▶ [THE PROBLEM]:
Tally how many lines of these entries hold the string "fileaccess". Return the number alone.

Data entries:
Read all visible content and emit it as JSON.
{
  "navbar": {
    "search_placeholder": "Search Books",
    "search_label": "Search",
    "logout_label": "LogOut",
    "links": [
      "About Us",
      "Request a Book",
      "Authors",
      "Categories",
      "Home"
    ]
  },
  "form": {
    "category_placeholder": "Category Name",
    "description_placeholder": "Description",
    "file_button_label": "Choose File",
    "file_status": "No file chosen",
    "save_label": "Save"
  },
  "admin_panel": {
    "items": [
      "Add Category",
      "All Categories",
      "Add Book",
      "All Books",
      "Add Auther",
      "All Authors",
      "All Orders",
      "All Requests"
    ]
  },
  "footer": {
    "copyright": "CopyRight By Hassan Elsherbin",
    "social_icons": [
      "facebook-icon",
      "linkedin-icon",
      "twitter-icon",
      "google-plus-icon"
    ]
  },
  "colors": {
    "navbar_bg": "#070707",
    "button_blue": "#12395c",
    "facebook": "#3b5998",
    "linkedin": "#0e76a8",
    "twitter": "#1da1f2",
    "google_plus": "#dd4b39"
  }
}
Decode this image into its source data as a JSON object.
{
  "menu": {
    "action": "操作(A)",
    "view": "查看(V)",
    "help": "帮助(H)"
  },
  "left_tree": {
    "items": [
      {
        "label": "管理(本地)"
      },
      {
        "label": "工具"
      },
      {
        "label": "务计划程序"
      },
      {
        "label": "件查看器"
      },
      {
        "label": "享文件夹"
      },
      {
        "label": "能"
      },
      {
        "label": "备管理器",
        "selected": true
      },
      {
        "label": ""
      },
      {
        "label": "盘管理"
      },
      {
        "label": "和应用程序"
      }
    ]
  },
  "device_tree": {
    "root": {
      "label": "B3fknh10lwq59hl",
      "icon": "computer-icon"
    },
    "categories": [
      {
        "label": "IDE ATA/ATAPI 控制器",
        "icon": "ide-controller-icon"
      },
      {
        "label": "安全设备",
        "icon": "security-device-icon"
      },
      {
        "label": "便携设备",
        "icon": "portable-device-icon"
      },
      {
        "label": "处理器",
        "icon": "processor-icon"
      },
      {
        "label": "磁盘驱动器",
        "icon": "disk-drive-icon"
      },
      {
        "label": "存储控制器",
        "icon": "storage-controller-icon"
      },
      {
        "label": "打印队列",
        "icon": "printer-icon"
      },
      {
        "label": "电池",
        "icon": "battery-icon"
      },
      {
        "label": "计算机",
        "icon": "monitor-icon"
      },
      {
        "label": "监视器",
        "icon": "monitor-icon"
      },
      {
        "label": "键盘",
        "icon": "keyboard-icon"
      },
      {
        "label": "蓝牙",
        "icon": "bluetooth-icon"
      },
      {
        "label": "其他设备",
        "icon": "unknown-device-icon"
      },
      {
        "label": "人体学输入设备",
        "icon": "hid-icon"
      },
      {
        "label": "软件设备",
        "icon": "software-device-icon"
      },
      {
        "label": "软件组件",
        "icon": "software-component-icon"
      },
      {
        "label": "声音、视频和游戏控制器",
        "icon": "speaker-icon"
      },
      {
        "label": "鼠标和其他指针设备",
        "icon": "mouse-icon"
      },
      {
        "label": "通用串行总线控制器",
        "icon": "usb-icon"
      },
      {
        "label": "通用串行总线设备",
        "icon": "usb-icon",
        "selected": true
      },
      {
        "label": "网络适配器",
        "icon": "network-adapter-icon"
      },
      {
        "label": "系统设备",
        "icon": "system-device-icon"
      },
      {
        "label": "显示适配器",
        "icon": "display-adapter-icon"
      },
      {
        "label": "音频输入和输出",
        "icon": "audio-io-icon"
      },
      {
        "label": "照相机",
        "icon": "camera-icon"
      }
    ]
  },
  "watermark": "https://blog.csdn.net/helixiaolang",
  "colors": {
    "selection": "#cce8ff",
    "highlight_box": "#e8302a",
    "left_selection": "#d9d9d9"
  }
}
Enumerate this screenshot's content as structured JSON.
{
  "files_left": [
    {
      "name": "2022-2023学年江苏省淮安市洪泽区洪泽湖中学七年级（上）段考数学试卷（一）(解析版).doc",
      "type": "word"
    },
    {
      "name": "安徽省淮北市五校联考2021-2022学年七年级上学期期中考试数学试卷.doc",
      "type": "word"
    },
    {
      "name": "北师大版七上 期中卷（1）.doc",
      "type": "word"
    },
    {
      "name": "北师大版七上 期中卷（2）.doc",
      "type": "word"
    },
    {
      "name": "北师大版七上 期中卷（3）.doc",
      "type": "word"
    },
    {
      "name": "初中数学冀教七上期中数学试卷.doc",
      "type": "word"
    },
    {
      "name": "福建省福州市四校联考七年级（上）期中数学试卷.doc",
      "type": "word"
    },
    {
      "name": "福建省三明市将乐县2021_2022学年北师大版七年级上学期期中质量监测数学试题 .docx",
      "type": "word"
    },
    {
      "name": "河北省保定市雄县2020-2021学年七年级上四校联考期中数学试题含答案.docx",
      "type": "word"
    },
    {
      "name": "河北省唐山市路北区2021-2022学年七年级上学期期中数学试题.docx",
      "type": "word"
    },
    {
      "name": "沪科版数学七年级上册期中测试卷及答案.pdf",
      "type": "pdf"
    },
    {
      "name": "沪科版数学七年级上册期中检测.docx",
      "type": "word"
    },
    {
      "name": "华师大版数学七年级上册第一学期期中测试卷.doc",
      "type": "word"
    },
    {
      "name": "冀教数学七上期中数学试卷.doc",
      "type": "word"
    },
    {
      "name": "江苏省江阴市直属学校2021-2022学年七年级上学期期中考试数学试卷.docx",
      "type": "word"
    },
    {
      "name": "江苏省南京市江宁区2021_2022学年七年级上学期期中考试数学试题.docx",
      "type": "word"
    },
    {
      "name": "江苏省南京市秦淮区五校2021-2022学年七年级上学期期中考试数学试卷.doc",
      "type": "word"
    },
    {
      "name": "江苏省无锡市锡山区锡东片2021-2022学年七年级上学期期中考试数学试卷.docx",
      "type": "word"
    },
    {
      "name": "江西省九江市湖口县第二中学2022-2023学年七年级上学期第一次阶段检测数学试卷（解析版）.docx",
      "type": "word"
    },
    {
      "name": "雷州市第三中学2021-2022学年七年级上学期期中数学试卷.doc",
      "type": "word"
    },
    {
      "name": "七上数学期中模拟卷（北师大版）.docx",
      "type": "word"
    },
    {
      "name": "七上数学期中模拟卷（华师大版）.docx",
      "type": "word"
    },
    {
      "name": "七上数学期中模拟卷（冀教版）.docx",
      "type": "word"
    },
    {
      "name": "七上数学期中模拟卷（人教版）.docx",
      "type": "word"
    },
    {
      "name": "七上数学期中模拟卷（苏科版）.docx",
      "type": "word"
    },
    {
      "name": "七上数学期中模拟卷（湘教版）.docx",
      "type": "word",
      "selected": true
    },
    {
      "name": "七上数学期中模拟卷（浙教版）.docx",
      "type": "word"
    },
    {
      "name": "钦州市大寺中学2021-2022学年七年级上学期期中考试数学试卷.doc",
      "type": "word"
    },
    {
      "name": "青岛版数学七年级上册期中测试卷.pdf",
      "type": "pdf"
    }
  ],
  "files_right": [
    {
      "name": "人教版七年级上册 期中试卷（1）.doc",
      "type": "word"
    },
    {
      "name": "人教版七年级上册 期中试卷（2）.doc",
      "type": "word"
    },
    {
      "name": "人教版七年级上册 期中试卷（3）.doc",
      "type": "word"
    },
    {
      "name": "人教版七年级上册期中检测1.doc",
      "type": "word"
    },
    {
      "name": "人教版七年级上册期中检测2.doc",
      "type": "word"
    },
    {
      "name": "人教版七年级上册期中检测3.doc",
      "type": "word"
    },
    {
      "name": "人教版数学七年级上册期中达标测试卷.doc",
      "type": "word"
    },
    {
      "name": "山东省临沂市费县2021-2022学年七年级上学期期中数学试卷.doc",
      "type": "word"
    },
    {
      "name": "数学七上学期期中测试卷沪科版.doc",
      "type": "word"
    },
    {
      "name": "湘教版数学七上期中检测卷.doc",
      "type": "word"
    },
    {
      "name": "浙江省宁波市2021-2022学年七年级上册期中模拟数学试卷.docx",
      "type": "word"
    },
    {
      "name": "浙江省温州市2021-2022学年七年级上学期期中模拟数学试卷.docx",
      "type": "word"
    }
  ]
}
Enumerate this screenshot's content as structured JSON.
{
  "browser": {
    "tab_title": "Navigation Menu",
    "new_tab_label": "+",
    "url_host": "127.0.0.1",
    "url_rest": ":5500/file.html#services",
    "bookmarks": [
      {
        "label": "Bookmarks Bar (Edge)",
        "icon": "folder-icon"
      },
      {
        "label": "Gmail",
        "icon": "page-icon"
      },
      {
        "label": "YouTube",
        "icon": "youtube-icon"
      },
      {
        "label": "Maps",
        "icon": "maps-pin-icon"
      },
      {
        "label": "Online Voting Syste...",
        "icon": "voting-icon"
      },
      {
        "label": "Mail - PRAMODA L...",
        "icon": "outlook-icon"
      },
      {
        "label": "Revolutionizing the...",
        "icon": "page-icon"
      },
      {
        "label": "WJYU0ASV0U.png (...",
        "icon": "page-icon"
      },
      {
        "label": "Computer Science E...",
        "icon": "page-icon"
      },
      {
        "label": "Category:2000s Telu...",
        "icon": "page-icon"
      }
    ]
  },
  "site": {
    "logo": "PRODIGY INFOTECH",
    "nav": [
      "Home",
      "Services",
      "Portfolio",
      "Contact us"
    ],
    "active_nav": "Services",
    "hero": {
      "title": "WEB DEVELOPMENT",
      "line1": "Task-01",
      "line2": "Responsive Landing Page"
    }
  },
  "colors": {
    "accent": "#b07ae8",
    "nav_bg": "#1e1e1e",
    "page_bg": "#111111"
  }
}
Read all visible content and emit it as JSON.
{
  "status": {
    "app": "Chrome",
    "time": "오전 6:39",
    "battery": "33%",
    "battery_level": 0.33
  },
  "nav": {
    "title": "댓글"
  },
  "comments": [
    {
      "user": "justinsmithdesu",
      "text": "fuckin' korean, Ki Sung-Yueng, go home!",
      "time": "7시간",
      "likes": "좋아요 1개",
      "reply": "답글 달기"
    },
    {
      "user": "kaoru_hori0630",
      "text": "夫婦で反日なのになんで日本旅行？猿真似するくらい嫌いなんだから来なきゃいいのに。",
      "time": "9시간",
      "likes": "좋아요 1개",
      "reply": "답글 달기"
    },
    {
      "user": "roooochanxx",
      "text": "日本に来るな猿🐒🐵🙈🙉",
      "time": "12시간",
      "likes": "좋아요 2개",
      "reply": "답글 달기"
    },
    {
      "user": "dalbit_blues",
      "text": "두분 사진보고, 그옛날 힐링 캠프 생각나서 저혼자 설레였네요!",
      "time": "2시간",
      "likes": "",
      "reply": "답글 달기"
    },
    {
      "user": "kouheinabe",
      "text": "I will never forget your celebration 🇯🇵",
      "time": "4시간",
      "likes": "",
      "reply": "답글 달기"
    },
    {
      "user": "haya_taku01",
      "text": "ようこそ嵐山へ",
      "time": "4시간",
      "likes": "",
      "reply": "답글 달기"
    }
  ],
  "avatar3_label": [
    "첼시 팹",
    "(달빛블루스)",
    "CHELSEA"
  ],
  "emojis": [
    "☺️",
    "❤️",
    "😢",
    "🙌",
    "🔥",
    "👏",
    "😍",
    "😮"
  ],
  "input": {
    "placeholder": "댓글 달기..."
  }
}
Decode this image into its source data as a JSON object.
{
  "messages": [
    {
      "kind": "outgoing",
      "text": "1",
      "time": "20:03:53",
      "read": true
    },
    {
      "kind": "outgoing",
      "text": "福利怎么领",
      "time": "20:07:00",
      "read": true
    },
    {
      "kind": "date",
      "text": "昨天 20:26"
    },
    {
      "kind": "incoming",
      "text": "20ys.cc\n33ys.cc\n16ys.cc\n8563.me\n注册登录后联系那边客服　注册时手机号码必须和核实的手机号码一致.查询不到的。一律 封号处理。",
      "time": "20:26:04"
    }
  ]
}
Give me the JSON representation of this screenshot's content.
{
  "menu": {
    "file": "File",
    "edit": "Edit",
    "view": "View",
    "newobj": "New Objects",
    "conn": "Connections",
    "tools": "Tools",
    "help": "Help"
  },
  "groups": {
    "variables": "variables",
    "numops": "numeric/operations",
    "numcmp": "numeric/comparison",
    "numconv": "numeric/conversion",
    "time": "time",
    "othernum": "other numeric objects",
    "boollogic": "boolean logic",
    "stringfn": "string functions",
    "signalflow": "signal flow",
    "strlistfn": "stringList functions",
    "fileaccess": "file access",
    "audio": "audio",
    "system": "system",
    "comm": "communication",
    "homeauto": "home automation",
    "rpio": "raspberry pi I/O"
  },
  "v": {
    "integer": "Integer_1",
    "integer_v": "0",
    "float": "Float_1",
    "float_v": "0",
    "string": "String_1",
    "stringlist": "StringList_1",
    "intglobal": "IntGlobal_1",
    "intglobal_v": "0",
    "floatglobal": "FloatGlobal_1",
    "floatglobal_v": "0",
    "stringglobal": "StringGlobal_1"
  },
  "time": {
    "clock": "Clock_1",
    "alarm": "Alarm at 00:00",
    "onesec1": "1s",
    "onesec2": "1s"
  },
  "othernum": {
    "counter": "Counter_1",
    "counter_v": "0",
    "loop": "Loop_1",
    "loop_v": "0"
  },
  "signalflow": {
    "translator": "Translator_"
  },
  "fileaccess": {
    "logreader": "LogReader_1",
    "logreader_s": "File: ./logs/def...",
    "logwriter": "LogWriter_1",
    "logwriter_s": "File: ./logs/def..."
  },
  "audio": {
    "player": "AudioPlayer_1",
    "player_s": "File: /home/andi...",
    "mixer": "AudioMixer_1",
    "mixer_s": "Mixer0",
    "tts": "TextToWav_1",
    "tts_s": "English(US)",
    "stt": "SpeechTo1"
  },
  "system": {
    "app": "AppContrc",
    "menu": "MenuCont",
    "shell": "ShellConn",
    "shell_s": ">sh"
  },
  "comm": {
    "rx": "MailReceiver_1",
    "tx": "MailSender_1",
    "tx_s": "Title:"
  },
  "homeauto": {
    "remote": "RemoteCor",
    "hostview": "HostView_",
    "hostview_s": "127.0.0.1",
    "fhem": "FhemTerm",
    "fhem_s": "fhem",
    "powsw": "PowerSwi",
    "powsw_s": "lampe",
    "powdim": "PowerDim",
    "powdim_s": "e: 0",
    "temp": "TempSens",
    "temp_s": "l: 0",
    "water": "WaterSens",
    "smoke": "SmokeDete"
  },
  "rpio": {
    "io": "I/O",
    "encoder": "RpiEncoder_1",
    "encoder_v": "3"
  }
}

▶ [REPLY]:
2